Stored data:
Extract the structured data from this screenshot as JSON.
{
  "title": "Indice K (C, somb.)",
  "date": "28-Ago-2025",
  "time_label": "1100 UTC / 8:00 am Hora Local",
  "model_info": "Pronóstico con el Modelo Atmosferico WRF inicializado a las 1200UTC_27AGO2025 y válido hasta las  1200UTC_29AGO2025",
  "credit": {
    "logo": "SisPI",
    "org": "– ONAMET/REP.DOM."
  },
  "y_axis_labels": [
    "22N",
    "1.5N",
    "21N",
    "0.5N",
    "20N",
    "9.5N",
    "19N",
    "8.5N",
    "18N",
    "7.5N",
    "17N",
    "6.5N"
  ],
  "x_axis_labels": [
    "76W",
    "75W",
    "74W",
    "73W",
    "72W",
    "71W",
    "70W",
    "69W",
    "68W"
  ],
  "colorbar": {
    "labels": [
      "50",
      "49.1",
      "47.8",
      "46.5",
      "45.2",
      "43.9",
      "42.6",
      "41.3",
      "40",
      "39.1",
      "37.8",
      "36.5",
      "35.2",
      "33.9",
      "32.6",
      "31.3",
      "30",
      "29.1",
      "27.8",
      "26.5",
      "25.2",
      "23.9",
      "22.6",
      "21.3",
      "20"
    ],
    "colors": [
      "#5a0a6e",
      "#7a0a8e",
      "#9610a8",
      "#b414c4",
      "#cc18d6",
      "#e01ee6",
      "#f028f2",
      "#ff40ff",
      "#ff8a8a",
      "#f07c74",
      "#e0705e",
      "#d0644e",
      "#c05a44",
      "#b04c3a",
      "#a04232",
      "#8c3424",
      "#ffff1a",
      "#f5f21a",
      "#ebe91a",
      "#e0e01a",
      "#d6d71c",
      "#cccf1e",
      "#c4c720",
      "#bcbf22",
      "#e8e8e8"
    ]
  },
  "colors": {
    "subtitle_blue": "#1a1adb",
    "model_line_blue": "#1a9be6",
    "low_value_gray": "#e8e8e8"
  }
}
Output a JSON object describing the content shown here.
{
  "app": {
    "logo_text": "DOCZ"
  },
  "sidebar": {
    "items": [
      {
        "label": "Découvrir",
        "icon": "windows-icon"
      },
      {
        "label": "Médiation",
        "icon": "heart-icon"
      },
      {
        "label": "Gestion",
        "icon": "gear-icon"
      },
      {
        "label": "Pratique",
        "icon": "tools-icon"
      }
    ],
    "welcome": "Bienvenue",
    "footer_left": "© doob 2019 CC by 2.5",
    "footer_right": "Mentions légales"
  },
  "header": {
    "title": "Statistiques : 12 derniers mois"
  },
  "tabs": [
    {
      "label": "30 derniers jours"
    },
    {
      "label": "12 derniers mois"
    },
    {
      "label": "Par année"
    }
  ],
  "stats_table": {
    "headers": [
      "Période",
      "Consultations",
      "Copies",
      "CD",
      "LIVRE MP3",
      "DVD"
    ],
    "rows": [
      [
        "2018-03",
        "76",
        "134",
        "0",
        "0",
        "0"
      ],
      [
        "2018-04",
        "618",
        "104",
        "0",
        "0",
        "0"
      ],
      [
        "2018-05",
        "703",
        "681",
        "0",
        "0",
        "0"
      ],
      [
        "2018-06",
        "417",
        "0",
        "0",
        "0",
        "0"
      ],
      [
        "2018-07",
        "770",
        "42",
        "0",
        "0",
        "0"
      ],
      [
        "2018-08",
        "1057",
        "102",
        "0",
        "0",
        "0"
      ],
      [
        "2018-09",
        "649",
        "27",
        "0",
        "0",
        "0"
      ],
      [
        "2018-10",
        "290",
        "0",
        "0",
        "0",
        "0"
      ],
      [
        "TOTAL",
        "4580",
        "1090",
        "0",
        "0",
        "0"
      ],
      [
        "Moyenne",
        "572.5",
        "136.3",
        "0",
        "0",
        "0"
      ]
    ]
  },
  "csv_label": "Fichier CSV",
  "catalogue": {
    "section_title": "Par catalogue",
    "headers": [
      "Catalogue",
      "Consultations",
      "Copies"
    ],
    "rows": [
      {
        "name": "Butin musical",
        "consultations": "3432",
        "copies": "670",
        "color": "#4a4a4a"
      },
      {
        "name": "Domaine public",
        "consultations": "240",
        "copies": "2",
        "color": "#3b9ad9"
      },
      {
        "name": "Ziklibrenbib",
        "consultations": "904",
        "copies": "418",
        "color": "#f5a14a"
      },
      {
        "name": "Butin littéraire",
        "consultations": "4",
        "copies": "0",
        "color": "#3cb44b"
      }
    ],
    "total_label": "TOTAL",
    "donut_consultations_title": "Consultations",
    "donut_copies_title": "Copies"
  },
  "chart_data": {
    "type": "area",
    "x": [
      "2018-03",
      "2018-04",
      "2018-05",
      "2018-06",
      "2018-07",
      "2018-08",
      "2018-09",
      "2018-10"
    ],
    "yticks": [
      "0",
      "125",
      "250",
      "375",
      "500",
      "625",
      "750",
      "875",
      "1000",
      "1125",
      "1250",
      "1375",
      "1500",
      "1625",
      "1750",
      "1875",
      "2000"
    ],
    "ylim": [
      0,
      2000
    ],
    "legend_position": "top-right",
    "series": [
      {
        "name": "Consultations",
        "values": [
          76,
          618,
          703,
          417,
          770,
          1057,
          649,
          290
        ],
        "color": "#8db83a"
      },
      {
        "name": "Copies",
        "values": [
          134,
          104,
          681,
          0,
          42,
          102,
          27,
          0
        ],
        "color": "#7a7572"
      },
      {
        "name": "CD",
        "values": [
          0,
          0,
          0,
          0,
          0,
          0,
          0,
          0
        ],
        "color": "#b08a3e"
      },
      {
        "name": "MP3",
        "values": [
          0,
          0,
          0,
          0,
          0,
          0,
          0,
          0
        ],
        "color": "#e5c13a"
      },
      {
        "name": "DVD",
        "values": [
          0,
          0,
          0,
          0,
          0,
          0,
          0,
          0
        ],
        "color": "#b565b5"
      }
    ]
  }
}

Task description: Your task is to return the full listing exactly as it was given.

Output:
Extract the structured data from this screenshot as JSON.
{
  "title": "Indice K (C, somb.)",
  "date": "28-Ago-2025",
  "time_label": "1100 UTC / 8:00 am Hora Local",
  "model_info": "Pronóstico con el Modelo Atmosferico WRF inicializado a las 1200UTC_27AGO2025 y válido hasta las  1200UTC_29AGO2025",
  "credit": {
    "logo": "SisPI",
    "org": "– ONAMET/REP.DOM."
  },
  "y_axis_labels": [
    "22N",
    "1.5N",
    "21N",
    "0.5N",
    "20N",
    "9.5N",
    "19N",
    "8.5N",
    "18N",
    "7.5N",
    "17N",
    "6.5N"
  ],
  "x_axis_labels": [
    "76W",
    "75W",
    "74W",
    "73W",
    "72W",
    "71W",
    "70W",
    "69W",
    "68W"
  ],
  "colorbar": {
    "labels": [
      "50",
      "49.1",
      "47.8",
      "46.5",
      "45.2",
      "43.9",
      "42.6",
      "41.3",
      "40",
      "39.1",
      "37.8",
      "36.5",
      "35.2",
      "33.9",
      "32.6",
      "31.3",
      "30",
      "29.1",
      "27.8",
      "26.5",
      "25.2",
      "23.9",
      "22.6",
      "21.3",
      "20"
    ],
    "colors": [
      "#5a0a6e",
      "#7a0a8e",
      "#9610a8",
      "#b414c4",
      "#cc18d6",
      "#e01ee6",
      "#f028f2",
      "#ff40ff",
      "#ff8a8a",
      "#f07c74",
      "#e0705e",
      "#d0644e",
      "#c05a44",
      "#b04c3a",
      "#a04232",
      "#8c3424",
      "#ffff1a",
      "#f5f21a",
      "#ebe91a",
      "#e0e01a",
      "#d6d71c",
      "#cccf1e",
      "#c4c720",
      "#bcbf22",
      "#e8e8e8"
    ]
  },
  "colors": {
    "subtitle_blue": "#1a1adb",
    "model_line_blue": "#1a9be6",
    "low_value_gray": "#e8e8e8"
  }
}
Output a JSON object describing the content shown here.
{
  "app": {
    "logo_text": "DOCZ"
  },
  "sidebar": {
    "items": [
      {
        "label": "Découvrir",
        "icon": "windows-icon"
      },
      {
        "label": "Médiation",
        "icon": "heart-icon"
      },
      {
        "label": "Gestion",
        "icon": "gear-icon"
      },
      {
        "label": "Pratique",
        "icon": "tools-icon"
      }
    ],
    "welcome": "Bienvenue",
    "footer_left": "© doob 2019 CC by 2.5",
    "footer_right": "Mentions légales"
  },
  "header": {
    "title": "Statistiques : 12 derniers mois"
  },
  "tabs": [
    {
      "label": "30 derniers jours"
    },
    {
      "label": "12 derniers mois"
    },
    {
      "label": "Par année"
    }
  ],
  "stats_table": {
    "headers": [
      "Période",
      "Consultations",
      "Copies",
      "CD",
      "LIVRE MP3",
      "DVD"
    ],
    "rows": [
      [
        "2018-03",
        "76",
        "134",
        "0",
        "0",
        "0"
      ],
      [
        "2018-04",
        "618",
        "104",
        "0",
        "0",
        "0"
      ],
      [
        "2018-05",
        "703",
        "681",
        "0",
        "0",
        "0"
      ],
      [
        "2018-06",
        "417",
        "0",
        "0",
        "0",
        "0"
      ],
      [
        "2018-07",
        "770",
        "42",
        "0",
        "0",
        "0"
      ],
      [
        "2018-08",
        "1057",
        "102",
        "0",
        "0",
        "0"
      ],
      [
        "2018-09",
        "649",
        "27",
        "0",
        "0",
        "0"
      ],
      [
        "2018-10",
        "290",
        "0",
        "0",
        "0",
        "0"
      ],
      [
        "TOTAL",
        "4580",
        "1090",
        "0",
        "0",
        "0"
      ],
      [
        "Moyenne",
        "572.5",
        "136.3",
        "0",
        "0",
        "0"
      ]
    ]
  },
  "csv_label": "Fichier CSV",
  "catalogue": {
    "section_title": "Par catalogue",
    "headers": [
      "Catalogue",
      "Consultations",
      "Copies"
    ],
    "rows": [
      {
        "name": "Butin musical",
        "consultations": "3432",
        "copies": "670",
        "color": "#4a4a4a"
      },
      {
        "name": "Domaine public",
        "consultations": "240",
        "copies": "2",
        "color": "#3b9ad9"
      },
      {
        "name": "Ziklibrenbib",
        "consultations": "904",
        "copies": "418",
        "color": "#f5a14a"
      },
      {
        "name": "Butin littéraire",
        "consultations": "4",
        "copies": "0",
        "color": "#3cb44b"
      }
    ],
    "total_label": "TOTAL",
    "donut_consultations_title": "Consultations",
    "donut_copies_title": "Copies"
  },
  "chart_data": {
    "type": "area",
    "x": [
      "2018-03",
      "2018-04",
      "2018-05",
      "2018-06",
      "2018-07",
      "2018-08",
      "2018-09",
      "2018-10"
    ],
    "yticks": [
      "0",
      "125",
      "250",
      "375",
      "500",
      "625",
      "750",
      "875",
      "1000",
      "1125",
      "1250",
      "1375",
      "1500",
      "1625",
      "1750",
      "1875",
      "2000"
    ],
    "ylim": [
      0,
      2000
    ],
    "legend_position": "top-right",
    "series": [
      {
        "name": "Consultations",
        "values": [
          76,
          618,
          703,
          417,
          770,
          1057,
          649,
          290
        ],
        "color": "#8db83a"
      },
      {
        "name": "Copies",
        "values": [
          134,
          104,
          681,
          0,
          42,
          102,
          27,
          0
        ],
        "color": "#7a7572"
      },
      {
        "name": "CD",
        "values": [
          0,
          0,
          0,
          0,
          0,
          0,
          0,
          0
        ],
        "color": "#b08a3e"
      },
      {
        "name": "MP3",
        "values": [
          0,
          0,
          0,
          0,
          0,
          0,
          0,
          0
        ],
        "color": "#e5c13a"
      },
      {
        "name": "DVD",
        "values": [
          0,
          0,
          0,
          0,
          0,
          0,
          0,
          0
        ],
        "color": "#b565b5"
      }
    ]
  }
}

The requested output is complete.